Set down every record once more, exactly as given.

Collected data entries:
··········

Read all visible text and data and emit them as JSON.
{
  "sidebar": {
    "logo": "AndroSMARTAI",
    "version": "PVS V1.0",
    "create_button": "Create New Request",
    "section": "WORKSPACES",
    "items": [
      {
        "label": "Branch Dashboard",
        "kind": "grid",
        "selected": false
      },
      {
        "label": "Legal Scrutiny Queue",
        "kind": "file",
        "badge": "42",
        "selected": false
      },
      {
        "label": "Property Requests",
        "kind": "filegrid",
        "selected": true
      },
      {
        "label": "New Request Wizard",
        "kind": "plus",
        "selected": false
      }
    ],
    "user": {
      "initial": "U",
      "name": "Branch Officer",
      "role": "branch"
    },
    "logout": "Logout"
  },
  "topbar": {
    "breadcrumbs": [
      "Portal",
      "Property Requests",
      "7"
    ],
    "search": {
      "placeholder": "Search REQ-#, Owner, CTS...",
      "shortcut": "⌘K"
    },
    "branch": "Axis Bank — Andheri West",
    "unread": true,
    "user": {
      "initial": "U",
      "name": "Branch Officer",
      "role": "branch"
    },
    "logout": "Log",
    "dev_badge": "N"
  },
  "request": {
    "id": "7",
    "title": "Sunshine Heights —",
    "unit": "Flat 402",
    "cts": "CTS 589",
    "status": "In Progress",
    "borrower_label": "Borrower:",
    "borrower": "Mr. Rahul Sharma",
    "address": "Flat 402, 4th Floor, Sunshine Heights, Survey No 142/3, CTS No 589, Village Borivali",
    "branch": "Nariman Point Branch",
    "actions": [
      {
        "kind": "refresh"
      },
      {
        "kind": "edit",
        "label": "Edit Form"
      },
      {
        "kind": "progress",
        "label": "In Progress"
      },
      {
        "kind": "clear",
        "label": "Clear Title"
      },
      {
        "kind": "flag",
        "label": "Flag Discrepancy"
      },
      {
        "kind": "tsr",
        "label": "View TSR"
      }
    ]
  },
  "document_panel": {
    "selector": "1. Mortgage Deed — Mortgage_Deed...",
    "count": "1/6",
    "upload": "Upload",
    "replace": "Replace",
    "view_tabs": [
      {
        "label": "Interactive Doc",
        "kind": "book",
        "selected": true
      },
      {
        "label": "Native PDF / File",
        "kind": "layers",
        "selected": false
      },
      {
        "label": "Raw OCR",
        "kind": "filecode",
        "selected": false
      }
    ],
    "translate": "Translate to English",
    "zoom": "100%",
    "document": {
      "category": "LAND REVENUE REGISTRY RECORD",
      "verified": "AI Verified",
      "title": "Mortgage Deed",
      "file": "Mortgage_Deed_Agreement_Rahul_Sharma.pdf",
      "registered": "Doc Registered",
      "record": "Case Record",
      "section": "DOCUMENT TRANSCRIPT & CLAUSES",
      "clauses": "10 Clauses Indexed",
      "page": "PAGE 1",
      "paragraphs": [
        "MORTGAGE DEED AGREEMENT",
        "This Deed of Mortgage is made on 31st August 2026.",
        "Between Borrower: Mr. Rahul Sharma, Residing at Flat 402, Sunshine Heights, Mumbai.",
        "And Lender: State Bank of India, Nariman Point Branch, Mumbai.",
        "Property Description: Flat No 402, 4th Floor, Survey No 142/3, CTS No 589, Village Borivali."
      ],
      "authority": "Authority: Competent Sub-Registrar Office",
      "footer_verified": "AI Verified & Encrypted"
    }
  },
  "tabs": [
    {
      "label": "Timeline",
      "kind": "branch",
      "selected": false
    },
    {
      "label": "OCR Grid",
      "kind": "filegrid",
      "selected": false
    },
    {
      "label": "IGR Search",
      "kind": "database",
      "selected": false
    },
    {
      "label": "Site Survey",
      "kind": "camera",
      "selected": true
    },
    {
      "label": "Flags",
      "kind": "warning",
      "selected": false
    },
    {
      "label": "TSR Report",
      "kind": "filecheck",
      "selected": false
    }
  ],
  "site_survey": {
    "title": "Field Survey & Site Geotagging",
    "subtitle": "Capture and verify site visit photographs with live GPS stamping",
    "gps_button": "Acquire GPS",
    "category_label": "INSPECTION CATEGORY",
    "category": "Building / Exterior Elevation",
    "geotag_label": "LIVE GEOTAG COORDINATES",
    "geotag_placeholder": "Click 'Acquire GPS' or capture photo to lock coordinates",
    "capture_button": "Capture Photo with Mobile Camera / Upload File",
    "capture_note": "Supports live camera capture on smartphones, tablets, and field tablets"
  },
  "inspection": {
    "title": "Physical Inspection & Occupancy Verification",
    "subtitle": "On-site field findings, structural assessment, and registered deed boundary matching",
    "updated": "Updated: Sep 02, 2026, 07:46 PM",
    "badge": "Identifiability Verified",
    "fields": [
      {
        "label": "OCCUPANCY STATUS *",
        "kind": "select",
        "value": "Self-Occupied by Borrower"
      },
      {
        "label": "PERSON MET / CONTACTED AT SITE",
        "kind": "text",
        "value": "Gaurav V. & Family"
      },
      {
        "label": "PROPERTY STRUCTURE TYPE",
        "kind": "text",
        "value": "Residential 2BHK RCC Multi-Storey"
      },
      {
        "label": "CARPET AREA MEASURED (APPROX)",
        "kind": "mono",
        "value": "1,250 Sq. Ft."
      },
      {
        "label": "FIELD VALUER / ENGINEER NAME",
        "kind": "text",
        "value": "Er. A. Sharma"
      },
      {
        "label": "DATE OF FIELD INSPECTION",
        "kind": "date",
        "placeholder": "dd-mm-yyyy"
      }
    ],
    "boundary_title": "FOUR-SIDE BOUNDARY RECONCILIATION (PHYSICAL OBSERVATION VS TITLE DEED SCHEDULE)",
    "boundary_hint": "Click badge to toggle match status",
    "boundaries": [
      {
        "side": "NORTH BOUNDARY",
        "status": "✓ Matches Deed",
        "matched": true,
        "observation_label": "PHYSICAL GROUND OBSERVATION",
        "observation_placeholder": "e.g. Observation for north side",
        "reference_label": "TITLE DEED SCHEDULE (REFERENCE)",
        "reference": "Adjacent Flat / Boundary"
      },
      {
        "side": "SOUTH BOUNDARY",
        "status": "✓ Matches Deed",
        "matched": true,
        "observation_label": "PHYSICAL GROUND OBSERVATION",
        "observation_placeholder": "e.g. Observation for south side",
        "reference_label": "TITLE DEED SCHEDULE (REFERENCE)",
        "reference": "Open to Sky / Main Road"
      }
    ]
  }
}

··········

▸ EXERCISE SOLUTION:
Read all visible text and data and emit them as JSON.
{
  "sidebar": {
    "logo": "AndroSMARTAI",
    "version": "PVS V1.0",
    "create_button": "Create New Request",
    "section": "WORKSPACES",
    "items": [
      {
        "label": "Branch Dashboard",
        "kind": "grid",
        "selected": false
      },
      {
        "label": "Legal Scrutiny Queue",
        "kind": "file",
        "badge": "42",
        "selected": false
      },
      {
        "label": "Property Requests",
        "kind": "filegrid",
        "selected": true
      },
      {
        "label": "New Request Wizard",
        "kind": "plus",
        "selected": false
      }
    ],
    "user": {
      "initial": "U",
      "name": "Branch Officer",
      "role": "branch"
    },
    "logout": "Logout"
  },
  "topbar": {
    "breadcrumbs": [
      "Portal",
      "Property Requests",
      "7"
    ],
    "search": {
      "placeholder": "Search REQ-#, Owner, CTS...",
      "shortcut": "⌘K"
    },
    "branch": "Axis Bank — Andheri West",
    "unread": true,
    "user": {
      "initial": "U",
      "name": "Branch Officer",
      "role": "branch"
    },
    "logout": "Log",
    "dev_badge": "N"
  },
  "request": {
    "id": "7",
    "title": "Sunshine Heights —",
    "unit": "Flat 402",
    "cts": "CTS 589",
    "status": "In Progress",
    "borrower_label": "Borrower:",
    "borrower": "Mr. Rahul Sharma",
    "address": "Flat 402, 4th Floor, Sunshine Heights, Survey No 142/3, CTS No 589, Village Borivali",
    "branch": "Nariman Point Branch",
    "actions": [
      {
        "kind": "refresh"
      },
      {
        "kind": "edit",
        "label": "Edit Form"
      },
      {
        "kind": "progress",
        "label": "In Progress"
      },
      {
        "kind": "clear",
        "label": "Clear Title"
      },
      {
        "kind": "flag",
        "label": "Flag Discrepancy"
      },
      {
        "kind": "tsr",
        "label": "View TSR"
      }
    ]
  },
  "document_panel": {
    "selector": "1. Mortgage Deed — Mortgage_Deed...",
    "count": "1/6",
    "upload": "Upload",
    "replace": "Replace",
    "view_tabs": [
      {
        "label": "Interactive Doc",
        "kind": "book",
        "selected": true
      },
      {
        "label": "Native PDF / File",
        "kind": "layers",
        "selected": false
      },
      {
        "label": "Raw OCR",
        "kind": "filecode",
        "selected": false
      }
    ],
    "translate": "Translate to English",
    "zoom": "100%",
    "document": {
      "category": "LAND REVENUE REGISTRY RECORD",
      "verified": "AI Verified",
      "title": "Mortgage Deed",
      "file": "Mortgage_Deed_Agreement_Rahul_Sharma.pdf",
      "registered": "Doc Registered",
      "record": "Case Record",
      "section": "DOCUMENT TRANSCRIPT & CLAUSES",
      "clauses": "10 Clauses Indexed",
      "page": "PAGE 1",
      "paragraphs": [
        "MORTGAGE DEED AGREEMENT",
        "This Deed of Mortgage is made on 31st August 2026.",
        "Between Borrower: Mr. Rahul Sharma, Residing at Flat 402, Sunshine Heights, Mumbai.",
        "And Lender: State Bank of India, Nariman Point Branch, Mumbai.",
        "Property Description: Flat No 402, 4th Floor, Survey No 142/3, CTS No 589, Village Borivali."
      ],
      "authority": "Authority: Competent Sub-Registrar Office",
      "footer_verified": "AI Verified & Encrypted"
    }
  },
  "tabs": [
    {
      "label": "Timeline",
      "kind": "branch",
      "selected": false
    },
    {
      "label": "OCR Grid",
      "kind": "filegrid",
      "selected": false
    },
    {
      "label": "IGR Search",
      "kind": "database",
      "selected": false
    },
    {
      "label": "Site Survey",
      "kind": "camera",
      "selected": true
    },
    {
      "label": "Flags",
      "kind": "warning",
      "selected": false
    },
    {
      "label": "TSR Report",
      "kind": "filecheck",
      "selected": false
    }
  ],
  "site_survey": {
    "title": "Field Survey & Site Geotagging",
    "subtitle": "Capture and verify site visit photographs with live GPS stamping",
    "gps_button": "Acquire GPS",
    "category_label": "INSPECTION CATEGORY",
    "category": "Building / Exterior Elevation",
    "geotag_label": "LIVE GEOTAG COORDINATES",
    "geotag_placeholder": "Click 'Acquire GPS' or capture photo to lock coordinates",
    "capture_button": "Capture Photo with Mobile Camera / Upload File",
    "capture_note": "Supports live camera capture on smartphones, tablets, and field tablets"
  },
  "inspection": {
    "title": "Physical Inspection & Occupancy Verification",
    "subtitle": "On-site field findings, structural assessment, and registered deed boundary matching",
    "updated": "Updated: Sep 02, 2026, 07:46 PM",
    "badge": "Identifiability Verified",
    "fields": [
      {
        "label": "OCCUPANCY STATUS *",
        "kind": "select",
        "value": "Self-Occupied by Borrower"
      },
      {
        "label": "PERSON MET / CONTACTED AT SITE",
        "kind": "text",
        "value": "Gaurav V. & Family"
      },
      {
        "label": "PROPERTY STRUCTURE TYPE",
        "kind": "text",
        "value": "Residential 2BHK RCC Multi-Storey"
      },
      {
        "label": "CARPET AREA MEASURED (APPROX)",
        "kind": "mono",
        "value": "1,250 Sq. Ft."
      },
      {
        "label": "FIELD VALUER / ENGINEER NAME",
        "kind": "text",
        "value": "Er. A. Sharma"
      },
      {
        "label": "DATE OF FIELD INSPECTION",
        "kind": "date",
        "placeholder": "dd-mm-yyyy"
      }
    ],
    "boundary_title": "FOUR-SIDE BOUNDARY RECONCILIATION (PHYSICAL OBSERVATION VS TITLE DEED SCHEDULE)",
    "boundary_hint": "Click badge to toggle match status",
    "boundaries": [
      {
        "side": "NORTH BOUNDARY",
        "status": "✓ Matches Deed",
        "matched": true,
        "observation_label": "PHYSICAL GROUND OBSERVATION",
        "observation_placeholder": "e.g. Observation for north side",
        "reference_label": "TITLE DEED SCHEDULE (REFERENCE)",
        "reference": "Adjacent Flat / Boundary"
      },
      {
        "side": "SOUTH BOUNDARY",
        "status": "✓ Matches Deed",
        "matched": true,
        "observation_label": "PHYSICAL GROUND OBSERVATION",
        "observation_placeholder": "e.g. Observation for south side",
        "reference_label": "TITLE DEED SCHEDULE (REFERENCE)",
        "reference": "Open to Sky / Main Road"
      }
    ]
  }
}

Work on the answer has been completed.